### SET TASK A
Reproduce the part of the passage on Xinjiang and Pakistan that opens with the words containing "These are the" and closes with "in the province.", switching "decades" to "years" wherever it appears.
── SUPPLIED PASSAGE ──
These are the “conservative estimates” of the damage caused in three decades.
If this form of aggression appears too indirect and impersonal, it should be viewed in context of decades of arbitrary arrests, executions and reports of heinous torture.
The government has been accused of promoting a Han mass migration to Xinjiang that has diluted the Uighur proportion from 90 per cent of the population in 1949 to 45 per cent today. The regime now “manufactures consent” (weirdly, a Chomskian term usually reserved for Western imperialists) of its people for these extreme measures against Xinjiang ‘s Muslims by citing “Islamic terrorism” against the Hans in the province.
Ultimately, perhaps the Chinese government’s greatest feat here is to have its president sit beaming in the same room as the prime minister of its neighbour, the Islamic Republic of Pakistan, without “Uighur” creeping into conversation.
More impressive still, is the capacity of Pakistani political leaders, touting Islamic unity and decrying the oppression of Muslims wherever they may be, to ignore the Islamophobia raging over the border.
But that’s realpolitik. I’m more curious about how this information will be processed by the average Pakistani social media user, incensed by the anti-Muslim bigotry across Europe.
Meanwhile, we are left wondering whether we’ll be able to hear our prime minister’s next impassioned speech on the Sino-Pak friendship over the loud rumbling of the elephant in the room.
───
── LISTED RECORDS ──
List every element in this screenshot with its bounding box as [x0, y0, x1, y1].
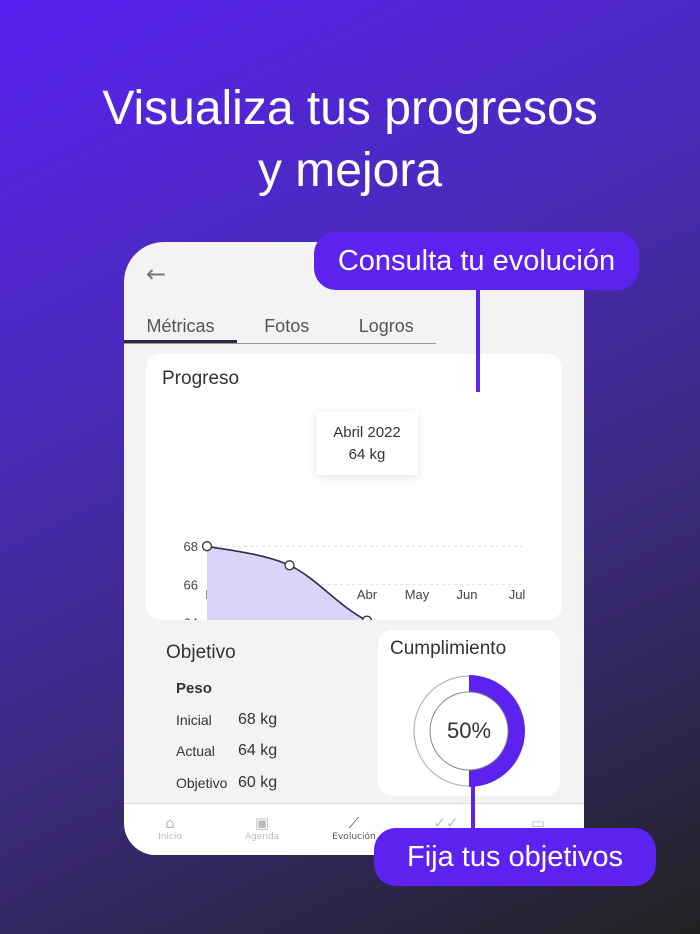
headline-line-1: Visualiza tus progresos [102, 82, 598, 135]
nav-inicio[interactable]: ⌂ Inicio [124, 804, 216, 855]
area-fill [207, 546, 366, 620]
progress-title: Progreso [162, 368, 240, 389]
tooltip-value: 64 kg [348, 446, 386, 463]
chart-tooltip: Abril 2022 64 kg [316, 411, 418, 475]
row-value: 64 kg [238, 742, 278, 759]
nav-label: Inicio [158, 832, 182, 842]
x-tick-label: Abr [357, 587, 378, 602]
callout-top-connector [476, 288, 480, 392]
completion-donut [413, 675, 525, 787]
callout-bottom: Fija tus objetivos [374, 828, 656, 886]
nav-video[interactable]: ▭ [492, 804, 584, 855]
video-icon: ▭ [530, 814, 546, 832]
nav-label: Agenda [244, 832, 280, 842]
completion-percent: 50% [446, 718, 492, 743]
phone-screen: ← Métricas Fotos Logros Progreso 68 66 64 6… [124, 242, 584, 855]
y-tick-label: 66 [184, 577, 198, 592]
progress-chart: 6866646260EneFebMarAbrMayJunJul [184, 539, 526, 620]
x-tick-label: Jul [509, 587, 526, 602]
row-value: 60 kg [238, 774, 278, 791]
callout-top: Consulta tu evolución [314, 232, 639, 290]
objective-title: Objetivo [166, 642, 236, 663]
y-tick-label: 68 [184, 539, 198, 554]
series-line [206, 545, 368, 620]
objective-metric: Peso [176, 680, 212, 697]
nav-agenda[interactable]: ▣ Agenda [216, 804, 308, 855]
completion-card: Cumplimiento 50% [378, 630, 560, 796]
nav-check[interactable]: ✓✓ [400, 804, 492, 855]
completion-title: Cumplimiento [390, 638, 507, 659]
nav-evolucion[interactable]: ⟋ Evolución [308, 804, 400, 855]
row-label: Inicial [176, 712, 212, 728]
data-point [201, 541, 213, 552]
row-label: Actual [176, 743, 215, 759]
x-tick-label: Jun [457, 587, 478, 602]
headline: Visualiza tus progresos y mejora [0, 78, 700, 202]
y-tick-label: 64 [184, 616, 198, 620]
arrow-left-icon[interactable]: ← [146, 260, 167, 288]
row-value: 68 kg [238, 711, 278, 728]
x-tick-label: May [405, 587, 430, 602]
donut-inner [429, 691, 509, 771]
headline-line-2: y mejora [257, 144, 443, 197]
callout-bottom-connector [471, 786, 475, 832]
data-point [284, 560, 295, 571]
nav-label: Evolución [332, 832, 376, 842]
tab-metricas[interactable]: Métricas [124, 316, 237, 343]
chart-icon: ⟋ [348, 814, 360, 832]
home-icon: ⌂ [165, 814, 175, 832]
check-icon: ✓✓ [433, 814, 459, 832]
calendar-icon: ▣ [254, 814, 270, 832]
row-label: Objetivo [176, 775, 228, 791]
tooltip-title: Abril 2022 [333, 424, 401, 441]
tab-fotos[interactable]: Fotos [264, 316, 310, 336]
progress-card: Progreso 6866646260EneFebMarAbrMayJunJul… [146, 354, 562, 620]
tab-bar: Métricas Fotos Logros [124, 316, 436, 344]
data-point [361, 615, 373, 620]
tab-logros[interactable]: Logros [358, 316, 414, 336]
───
### SET TASK B
Recast the dataset records from the line containing "headline-line-1: Visualiza tus" through the line containing "completion-donut [413, 675, 525, 787]" as a Markdown table with the columns Row and Record line, omitting blank lines.

### REPLY A
These are the “conservative estimates” of the damage caused in three years.
If this form of aggression appears too indirect and impersonal, it should be viewed in context of years of arbitrary arrests, executions and reports of heinous torture.
The government has been accused of promoting a Han mass migration to Xinjiang that has diluted the Uighur proportion from 90 per cent of the population in 1949 to 45 per cent today. The regime now “manufactures consent” (weirdly, a Chomskian term usually reserved for Western imperialists) of its people for these extreme measures against Xinjiang ‘s Muslims by citing “Islamic terrorism” against the Hans in the province.

### REPLY B
| Row | Record line |
|---|---|
| 1 | headline-line-1: Visualiza tus progresos [102, 82, 598, 135] |
| 2 | nav-inicio[interactable]: ⌂ Inicio [124, 804, 216, 855] |
| 3 | area-fill [207, 546, 366, 620] |
| 4 | progress-title: Progreso [162, 368, 240, 389] |
| 5 | tooltip-value: 64 kg [348, 446, 386, 463] |
| 6 | chart-tooltip: Abril 2022 64 kg [316, 411, 418, 475] |
| 7 | row-value: 64 kg [238, 742, 278, 759] |
| 8 | nav-label: Inicio [158, 832, 182, 842] |
| 9 | x-tick-label: Abr [357, 587, 378, 602] |
| 10 | callout-top-connector [476, 288, 480, 392] |
| 11 | completion-donut [413, 675, 525, 787] |